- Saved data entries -
▬▬▬
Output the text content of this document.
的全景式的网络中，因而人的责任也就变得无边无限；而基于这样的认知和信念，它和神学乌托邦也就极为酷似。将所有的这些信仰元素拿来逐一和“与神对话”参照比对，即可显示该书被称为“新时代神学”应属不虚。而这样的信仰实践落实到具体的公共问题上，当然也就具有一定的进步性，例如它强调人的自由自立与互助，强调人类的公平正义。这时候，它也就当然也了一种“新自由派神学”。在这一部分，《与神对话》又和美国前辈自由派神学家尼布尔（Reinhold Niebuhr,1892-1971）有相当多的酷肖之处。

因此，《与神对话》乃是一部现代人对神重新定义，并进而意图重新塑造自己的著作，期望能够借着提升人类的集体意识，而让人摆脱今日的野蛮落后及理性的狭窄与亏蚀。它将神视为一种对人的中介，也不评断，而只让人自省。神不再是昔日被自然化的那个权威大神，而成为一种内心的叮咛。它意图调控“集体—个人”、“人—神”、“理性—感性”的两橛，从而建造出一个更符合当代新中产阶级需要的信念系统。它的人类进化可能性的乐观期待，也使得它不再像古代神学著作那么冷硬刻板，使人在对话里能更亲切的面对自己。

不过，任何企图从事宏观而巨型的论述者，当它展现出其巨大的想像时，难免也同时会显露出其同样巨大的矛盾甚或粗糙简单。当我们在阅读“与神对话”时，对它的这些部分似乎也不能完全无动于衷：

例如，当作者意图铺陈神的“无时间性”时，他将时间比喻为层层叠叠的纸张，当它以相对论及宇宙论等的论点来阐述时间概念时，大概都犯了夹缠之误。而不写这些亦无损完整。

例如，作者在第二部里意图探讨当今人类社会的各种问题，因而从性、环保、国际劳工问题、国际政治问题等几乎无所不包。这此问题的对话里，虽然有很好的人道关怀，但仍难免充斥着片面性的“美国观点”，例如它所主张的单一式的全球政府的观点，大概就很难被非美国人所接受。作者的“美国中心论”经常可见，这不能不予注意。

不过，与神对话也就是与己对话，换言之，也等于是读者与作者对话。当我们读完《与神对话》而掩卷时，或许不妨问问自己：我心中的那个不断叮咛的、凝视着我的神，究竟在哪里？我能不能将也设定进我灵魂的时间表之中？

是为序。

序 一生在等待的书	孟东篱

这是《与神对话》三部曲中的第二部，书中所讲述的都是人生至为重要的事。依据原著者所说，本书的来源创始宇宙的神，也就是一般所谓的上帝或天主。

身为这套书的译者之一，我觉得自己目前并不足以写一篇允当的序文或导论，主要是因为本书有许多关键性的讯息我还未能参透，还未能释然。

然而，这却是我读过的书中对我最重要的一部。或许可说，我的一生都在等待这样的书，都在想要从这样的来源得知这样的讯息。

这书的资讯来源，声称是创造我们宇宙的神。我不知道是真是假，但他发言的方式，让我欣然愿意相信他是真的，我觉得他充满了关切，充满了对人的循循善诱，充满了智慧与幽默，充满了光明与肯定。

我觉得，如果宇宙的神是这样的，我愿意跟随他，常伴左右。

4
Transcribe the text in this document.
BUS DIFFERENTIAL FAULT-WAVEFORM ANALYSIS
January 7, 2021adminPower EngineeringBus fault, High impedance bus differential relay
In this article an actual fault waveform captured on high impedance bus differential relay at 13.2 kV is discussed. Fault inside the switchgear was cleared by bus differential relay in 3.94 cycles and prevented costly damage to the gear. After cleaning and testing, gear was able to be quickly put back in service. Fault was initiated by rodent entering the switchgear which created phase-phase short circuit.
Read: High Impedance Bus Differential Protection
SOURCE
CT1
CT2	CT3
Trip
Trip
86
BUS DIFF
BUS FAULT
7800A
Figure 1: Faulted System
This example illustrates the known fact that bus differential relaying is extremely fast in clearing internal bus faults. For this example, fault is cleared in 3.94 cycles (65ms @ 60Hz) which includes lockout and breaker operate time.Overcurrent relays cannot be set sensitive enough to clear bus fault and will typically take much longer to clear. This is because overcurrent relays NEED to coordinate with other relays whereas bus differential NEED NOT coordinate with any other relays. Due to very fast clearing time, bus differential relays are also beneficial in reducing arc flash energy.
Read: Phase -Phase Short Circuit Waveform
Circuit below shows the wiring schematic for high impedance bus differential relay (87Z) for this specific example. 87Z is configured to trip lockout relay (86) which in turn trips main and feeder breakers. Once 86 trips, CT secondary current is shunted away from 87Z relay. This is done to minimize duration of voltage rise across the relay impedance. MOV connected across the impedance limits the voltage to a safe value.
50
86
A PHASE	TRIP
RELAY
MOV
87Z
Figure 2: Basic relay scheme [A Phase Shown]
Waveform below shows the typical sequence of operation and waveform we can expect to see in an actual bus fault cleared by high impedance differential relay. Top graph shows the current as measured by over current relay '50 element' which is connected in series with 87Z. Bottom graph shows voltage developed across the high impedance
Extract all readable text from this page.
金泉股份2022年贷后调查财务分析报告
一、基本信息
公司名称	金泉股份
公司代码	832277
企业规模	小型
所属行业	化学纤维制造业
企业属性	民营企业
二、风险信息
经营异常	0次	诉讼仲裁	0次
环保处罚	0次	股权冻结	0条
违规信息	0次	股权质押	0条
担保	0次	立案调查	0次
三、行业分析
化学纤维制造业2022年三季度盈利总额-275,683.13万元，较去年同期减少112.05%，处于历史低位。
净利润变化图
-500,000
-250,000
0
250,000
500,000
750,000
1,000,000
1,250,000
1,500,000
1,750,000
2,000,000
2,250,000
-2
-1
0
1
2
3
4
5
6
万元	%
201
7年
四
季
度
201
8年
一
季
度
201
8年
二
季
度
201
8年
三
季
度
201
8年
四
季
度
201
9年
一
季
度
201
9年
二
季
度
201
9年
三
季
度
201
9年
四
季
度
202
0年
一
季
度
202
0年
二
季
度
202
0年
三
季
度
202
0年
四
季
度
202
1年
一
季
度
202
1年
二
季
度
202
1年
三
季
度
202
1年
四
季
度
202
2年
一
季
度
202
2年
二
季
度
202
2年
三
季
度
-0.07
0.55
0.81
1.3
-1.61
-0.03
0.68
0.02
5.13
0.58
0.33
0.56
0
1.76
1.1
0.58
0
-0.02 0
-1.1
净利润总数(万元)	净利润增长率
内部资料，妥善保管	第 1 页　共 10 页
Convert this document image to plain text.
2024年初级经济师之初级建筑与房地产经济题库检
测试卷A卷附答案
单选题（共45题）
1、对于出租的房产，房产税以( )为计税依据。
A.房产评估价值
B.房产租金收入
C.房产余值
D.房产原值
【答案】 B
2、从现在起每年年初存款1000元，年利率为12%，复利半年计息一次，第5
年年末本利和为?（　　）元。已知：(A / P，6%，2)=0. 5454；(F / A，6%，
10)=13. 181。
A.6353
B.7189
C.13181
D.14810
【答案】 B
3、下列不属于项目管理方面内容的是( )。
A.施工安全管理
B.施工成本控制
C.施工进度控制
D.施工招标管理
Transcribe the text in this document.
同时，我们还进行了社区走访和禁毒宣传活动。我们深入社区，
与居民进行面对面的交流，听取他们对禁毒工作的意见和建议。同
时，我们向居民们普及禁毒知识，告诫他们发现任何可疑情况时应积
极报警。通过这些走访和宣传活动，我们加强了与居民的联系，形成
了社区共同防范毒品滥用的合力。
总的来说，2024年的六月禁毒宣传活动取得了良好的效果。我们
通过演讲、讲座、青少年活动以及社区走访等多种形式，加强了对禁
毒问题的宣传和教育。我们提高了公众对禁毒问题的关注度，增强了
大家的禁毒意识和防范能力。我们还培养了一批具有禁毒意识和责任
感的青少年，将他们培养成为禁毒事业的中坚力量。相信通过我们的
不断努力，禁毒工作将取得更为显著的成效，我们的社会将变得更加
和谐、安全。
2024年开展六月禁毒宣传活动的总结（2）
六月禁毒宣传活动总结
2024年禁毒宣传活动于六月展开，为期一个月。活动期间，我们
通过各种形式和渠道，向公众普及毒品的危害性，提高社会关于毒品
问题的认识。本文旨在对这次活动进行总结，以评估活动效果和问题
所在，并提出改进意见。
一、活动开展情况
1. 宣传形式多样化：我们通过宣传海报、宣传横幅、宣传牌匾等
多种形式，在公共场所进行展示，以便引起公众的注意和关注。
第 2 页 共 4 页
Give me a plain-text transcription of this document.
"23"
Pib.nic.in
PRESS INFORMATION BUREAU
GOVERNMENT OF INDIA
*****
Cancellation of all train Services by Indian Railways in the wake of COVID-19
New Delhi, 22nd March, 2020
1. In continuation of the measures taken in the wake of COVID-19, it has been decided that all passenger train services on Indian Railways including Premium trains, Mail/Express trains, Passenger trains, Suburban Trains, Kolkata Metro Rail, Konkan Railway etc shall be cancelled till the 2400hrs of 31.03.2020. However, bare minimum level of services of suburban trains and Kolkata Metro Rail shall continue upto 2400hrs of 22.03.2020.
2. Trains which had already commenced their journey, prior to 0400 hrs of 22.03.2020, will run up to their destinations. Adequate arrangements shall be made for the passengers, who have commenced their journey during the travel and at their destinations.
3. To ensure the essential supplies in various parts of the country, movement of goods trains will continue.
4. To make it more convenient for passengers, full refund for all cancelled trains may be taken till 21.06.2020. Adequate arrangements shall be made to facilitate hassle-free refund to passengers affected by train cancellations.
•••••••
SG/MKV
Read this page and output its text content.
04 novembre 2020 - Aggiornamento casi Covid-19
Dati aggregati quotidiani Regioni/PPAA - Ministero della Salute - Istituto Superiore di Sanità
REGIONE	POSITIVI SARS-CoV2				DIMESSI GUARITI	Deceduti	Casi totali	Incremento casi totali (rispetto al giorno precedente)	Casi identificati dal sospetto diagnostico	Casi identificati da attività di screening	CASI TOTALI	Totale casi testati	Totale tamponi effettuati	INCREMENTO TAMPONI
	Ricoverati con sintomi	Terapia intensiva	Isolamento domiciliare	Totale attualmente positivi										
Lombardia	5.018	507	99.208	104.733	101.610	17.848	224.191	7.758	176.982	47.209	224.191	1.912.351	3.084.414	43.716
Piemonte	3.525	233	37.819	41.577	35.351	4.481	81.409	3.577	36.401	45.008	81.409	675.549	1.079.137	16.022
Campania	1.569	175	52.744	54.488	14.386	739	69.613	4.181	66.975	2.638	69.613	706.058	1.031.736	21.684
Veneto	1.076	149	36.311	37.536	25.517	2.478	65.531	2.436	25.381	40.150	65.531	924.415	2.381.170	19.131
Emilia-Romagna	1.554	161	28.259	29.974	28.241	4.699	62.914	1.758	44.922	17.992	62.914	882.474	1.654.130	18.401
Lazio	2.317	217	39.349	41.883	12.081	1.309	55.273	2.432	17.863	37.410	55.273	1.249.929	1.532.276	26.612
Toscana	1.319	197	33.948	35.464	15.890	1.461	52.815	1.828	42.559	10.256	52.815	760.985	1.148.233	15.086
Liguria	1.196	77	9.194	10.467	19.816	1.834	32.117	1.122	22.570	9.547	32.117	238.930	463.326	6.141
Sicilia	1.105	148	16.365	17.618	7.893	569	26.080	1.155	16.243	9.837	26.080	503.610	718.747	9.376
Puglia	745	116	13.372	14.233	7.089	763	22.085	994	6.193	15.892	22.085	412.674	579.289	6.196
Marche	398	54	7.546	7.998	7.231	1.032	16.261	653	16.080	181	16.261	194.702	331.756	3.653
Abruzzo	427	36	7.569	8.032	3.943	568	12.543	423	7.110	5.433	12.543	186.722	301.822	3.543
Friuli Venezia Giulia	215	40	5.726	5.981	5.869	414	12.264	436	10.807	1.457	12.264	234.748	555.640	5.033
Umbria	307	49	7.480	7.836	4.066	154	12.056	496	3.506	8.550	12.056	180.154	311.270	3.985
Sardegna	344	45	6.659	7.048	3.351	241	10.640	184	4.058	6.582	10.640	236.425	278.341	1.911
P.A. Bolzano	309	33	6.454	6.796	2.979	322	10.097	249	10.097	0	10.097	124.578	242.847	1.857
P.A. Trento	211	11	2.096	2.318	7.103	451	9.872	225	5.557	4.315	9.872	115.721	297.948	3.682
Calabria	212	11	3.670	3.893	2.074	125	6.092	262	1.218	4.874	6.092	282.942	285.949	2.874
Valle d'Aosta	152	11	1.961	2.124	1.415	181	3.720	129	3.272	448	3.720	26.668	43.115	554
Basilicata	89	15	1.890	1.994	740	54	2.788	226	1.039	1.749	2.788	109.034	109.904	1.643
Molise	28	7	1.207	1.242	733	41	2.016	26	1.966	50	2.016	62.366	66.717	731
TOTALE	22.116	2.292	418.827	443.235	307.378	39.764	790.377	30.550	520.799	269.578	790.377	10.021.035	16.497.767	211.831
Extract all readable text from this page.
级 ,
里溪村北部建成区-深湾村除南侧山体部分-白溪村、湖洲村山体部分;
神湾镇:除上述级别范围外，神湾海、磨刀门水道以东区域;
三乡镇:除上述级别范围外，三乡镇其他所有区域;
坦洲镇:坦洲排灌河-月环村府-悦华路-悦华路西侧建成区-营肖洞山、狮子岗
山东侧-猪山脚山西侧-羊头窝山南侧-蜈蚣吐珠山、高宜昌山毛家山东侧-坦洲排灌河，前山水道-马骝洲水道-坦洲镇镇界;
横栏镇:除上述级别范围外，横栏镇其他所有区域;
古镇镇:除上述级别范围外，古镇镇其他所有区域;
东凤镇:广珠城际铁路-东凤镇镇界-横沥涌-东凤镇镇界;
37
▬▬▬
- Exercise instructions -
Copy every line of the listing that includes the string "坦洲排灌河".

- Correct answer -
坦洲镇:坦洲排灌河-月环村府-悦华路-悦华路西侧建成区-营肖洞山、狮子岗
山东侧-猪山脚山西侧-羊头窝山南侧-蜈蚣吐珠山、高宜昌山毛家山东侧-坦洲排灌河，前山水道-马骝洲水道-坦洲镇镇界;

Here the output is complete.